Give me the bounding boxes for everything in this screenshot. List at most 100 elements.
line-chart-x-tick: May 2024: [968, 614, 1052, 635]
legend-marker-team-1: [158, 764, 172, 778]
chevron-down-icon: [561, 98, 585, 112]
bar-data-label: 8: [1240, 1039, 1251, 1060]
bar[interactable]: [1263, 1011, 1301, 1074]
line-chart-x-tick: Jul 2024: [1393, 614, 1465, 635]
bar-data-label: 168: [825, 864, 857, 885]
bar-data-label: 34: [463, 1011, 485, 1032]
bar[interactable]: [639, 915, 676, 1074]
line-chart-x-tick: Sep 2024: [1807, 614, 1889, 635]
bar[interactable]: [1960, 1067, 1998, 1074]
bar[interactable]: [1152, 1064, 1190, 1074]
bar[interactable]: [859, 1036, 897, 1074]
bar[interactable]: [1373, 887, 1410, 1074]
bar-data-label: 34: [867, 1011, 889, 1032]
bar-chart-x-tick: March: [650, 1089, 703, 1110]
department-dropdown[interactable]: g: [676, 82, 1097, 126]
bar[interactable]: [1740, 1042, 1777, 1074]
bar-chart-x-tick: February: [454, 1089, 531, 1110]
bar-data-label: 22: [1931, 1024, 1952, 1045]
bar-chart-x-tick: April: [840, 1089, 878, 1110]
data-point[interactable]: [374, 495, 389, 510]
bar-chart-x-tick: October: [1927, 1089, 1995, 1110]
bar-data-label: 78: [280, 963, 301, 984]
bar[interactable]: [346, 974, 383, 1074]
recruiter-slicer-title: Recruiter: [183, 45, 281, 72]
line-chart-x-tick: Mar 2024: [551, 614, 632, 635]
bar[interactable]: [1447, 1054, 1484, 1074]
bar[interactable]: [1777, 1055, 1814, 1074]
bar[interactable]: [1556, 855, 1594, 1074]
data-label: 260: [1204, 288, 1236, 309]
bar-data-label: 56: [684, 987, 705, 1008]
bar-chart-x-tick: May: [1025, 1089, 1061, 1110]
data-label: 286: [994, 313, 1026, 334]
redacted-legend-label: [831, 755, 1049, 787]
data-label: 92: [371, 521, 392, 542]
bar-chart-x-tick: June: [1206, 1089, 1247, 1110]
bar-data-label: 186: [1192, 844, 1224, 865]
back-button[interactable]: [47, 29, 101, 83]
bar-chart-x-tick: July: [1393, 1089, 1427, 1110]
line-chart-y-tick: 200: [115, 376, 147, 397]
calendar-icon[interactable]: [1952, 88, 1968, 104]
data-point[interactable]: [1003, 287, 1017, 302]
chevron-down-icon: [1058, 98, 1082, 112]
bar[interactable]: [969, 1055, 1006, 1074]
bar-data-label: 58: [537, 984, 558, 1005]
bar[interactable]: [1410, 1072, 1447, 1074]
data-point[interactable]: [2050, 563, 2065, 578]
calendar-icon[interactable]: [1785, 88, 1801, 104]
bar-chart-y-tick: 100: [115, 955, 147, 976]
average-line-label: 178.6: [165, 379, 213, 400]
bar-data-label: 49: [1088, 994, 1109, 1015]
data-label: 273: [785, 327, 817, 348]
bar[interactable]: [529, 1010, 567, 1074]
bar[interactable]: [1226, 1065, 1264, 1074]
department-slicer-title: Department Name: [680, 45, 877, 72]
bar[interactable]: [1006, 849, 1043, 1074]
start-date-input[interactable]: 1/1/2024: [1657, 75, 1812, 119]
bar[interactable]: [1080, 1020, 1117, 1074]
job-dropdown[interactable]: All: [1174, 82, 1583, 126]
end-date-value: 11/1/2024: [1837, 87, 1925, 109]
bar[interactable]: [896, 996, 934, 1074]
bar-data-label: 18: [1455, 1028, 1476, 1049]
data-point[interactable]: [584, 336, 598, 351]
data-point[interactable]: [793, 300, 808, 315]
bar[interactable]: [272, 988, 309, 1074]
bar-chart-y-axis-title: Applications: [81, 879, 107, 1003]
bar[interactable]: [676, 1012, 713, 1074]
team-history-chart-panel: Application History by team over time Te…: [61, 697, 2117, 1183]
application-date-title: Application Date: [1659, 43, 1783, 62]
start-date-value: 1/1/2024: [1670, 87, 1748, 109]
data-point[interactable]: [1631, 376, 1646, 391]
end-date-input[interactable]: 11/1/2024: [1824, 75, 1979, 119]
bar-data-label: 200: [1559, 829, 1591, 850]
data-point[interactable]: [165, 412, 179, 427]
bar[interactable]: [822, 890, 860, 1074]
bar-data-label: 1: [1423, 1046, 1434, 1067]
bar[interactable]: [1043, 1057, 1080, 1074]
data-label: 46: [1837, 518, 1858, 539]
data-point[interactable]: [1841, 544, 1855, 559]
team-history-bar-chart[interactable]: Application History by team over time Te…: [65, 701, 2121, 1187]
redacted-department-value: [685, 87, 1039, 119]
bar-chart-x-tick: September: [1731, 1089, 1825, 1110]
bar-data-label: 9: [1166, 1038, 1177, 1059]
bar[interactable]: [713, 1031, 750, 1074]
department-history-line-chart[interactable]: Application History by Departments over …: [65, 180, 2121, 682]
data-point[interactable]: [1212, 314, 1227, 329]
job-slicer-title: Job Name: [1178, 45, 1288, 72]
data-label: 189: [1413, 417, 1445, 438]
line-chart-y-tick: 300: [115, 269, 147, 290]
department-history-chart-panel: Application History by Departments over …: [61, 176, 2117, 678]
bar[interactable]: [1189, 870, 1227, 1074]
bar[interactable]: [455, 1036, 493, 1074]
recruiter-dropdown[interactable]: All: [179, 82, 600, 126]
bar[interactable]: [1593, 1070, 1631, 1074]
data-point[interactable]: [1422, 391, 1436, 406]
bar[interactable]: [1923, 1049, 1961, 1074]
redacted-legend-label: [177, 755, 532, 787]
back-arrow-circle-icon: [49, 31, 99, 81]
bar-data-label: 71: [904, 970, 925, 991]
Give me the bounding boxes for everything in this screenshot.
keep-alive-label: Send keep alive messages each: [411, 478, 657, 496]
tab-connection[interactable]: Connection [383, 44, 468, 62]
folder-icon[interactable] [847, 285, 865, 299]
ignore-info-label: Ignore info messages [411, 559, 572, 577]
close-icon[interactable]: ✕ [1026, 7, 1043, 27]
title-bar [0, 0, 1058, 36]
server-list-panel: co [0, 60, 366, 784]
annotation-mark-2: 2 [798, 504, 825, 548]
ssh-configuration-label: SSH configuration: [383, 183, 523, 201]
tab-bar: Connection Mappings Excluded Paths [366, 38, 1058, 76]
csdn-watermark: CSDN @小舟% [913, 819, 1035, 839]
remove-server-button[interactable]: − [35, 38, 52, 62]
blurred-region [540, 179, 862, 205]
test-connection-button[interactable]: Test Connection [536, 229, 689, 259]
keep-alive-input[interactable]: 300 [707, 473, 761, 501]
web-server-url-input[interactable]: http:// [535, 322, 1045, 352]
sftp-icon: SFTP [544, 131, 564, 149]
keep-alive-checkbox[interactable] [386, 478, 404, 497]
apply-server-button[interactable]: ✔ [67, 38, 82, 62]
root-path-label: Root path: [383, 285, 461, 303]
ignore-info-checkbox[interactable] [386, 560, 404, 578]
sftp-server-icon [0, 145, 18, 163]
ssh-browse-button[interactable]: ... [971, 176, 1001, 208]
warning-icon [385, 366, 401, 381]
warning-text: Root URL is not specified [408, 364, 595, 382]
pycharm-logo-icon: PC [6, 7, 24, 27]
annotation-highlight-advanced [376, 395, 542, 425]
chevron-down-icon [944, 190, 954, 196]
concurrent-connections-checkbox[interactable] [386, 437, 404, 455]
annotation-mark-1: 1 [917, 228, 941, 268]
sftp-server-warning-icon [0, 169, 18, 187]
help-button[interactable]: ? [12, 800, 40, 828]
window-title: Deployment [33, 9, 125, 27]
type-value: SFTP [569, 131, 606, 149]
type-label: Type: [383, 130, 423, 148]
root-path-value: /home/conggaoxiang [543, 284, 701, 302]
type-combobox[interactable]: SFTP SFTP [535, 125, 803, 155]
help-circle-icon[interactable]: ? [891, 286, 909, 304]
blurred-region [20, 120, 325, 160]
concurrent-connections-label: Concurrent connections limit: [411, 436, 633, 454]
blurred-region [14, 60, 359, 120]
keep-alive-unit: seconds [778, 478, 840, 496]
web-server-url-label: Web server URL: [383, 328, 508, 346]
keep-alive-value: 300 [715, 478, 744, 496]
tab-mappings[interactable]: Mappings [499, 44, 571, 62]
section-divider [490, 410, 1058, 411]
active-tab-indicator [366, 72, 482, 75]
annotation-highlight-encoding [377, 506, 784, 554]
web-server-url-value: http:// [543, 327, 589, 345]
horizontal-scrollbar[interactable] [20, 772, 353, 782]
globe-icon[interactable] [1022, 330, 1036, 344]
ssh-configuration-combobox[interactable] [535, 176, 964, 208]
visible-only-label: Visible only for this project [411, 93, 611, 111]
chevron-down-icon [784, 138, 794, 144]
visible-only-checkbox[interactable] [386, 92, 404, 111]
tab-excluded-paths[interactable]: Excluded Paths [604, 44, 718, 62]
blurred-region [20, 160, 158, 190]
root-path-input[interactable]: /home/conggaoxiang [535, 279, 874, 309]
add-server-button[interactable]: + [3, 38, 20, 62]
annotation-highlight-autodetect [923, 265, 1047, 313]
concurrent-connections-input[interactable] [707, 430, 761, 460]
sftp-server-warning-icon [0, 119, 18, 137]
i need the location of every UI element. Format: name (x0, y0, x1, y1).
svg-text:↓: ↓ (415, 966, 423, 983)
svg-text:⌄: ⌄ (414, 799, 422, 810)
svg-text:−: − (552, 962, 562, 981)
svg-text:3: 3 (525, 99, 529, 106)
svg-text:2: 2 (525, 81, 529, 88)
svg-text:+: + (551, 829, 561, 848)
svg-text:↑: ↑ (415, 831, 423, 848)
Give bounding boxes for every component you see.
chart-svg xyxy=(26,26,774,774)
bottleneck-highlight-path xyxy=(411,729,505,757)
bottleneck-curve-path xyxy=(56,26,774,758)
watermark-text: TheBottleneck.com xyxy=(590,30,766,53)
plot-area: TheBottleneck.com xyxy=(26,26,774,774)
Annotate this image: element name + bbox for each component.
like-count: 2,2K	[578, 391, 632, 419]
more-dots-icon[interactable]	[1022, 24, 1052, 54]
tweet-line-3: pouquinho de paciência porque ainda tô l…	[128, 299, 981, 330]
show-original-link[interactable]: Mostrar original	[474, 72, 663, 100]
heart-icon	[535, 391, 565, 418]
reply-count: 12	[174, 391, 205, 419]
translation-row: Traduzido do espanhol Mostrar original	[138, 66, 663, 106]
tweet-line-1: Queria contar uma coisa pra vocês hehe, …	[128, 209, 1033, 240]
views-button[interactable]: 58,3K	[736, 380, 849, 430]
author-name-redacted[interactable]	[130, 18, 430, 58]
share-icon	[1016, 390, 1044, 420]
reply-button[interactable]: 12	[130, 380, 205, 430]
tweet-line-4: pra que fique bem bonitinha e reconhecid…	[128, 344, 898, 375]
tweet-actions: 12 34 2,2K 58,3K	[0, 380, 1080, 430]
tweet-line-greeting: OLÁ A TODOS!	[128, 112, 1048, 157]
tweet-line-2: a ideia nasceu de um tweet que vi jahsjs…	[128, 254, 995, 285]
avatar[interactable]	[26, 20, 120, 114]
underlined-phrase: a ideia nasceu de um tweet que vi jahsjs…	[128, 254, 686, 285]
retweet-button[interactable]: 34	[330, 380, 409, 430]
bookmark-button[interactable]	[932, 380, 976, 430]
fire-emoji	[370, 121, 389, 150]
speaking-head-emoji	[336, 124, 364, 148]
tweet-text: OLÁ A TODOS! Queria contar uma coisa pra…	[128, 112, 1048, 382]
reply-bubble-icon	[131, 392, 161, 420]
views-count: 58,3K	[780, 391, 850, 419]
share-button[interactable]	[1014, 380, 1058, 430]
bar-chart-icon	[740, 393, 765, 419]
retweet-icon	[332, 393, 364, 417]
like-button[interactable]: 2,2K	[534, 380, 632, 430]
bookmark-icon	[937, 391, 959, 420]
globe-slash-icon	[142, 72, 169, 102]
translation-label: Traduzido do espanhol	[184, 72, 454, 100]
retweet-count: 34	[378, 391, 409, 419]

## Objective
Convert the lines from the very top of the items through the line with "bar-data-label: 168: [825, 864, 857, 885]", both included, into a JSON list of strings with one string per line, leaving out any blank lines.

## Task solution
[
  "Give me the bounding boxes for everything in this screenshot. List at most 100 elements.",
  "line-chart-x-tick: May 2024: [968, 614, 1052, 635]",
  "legend-marker-team-1: [158, 764, 172, 778]",
  "chevron-down-icon: [561, 98, 585, 112]",
  "bar-data-label: 8: [1240, 1039, 1251, 1060]",
  "bar[interactable]: [1263, 1011, 1301, 1074]",
  "line-chart-x-tick: Jul 2024: [1393, 614, 1465, 635]",
  "bar-data-label: 168: [825, 864, 857, 885]"
]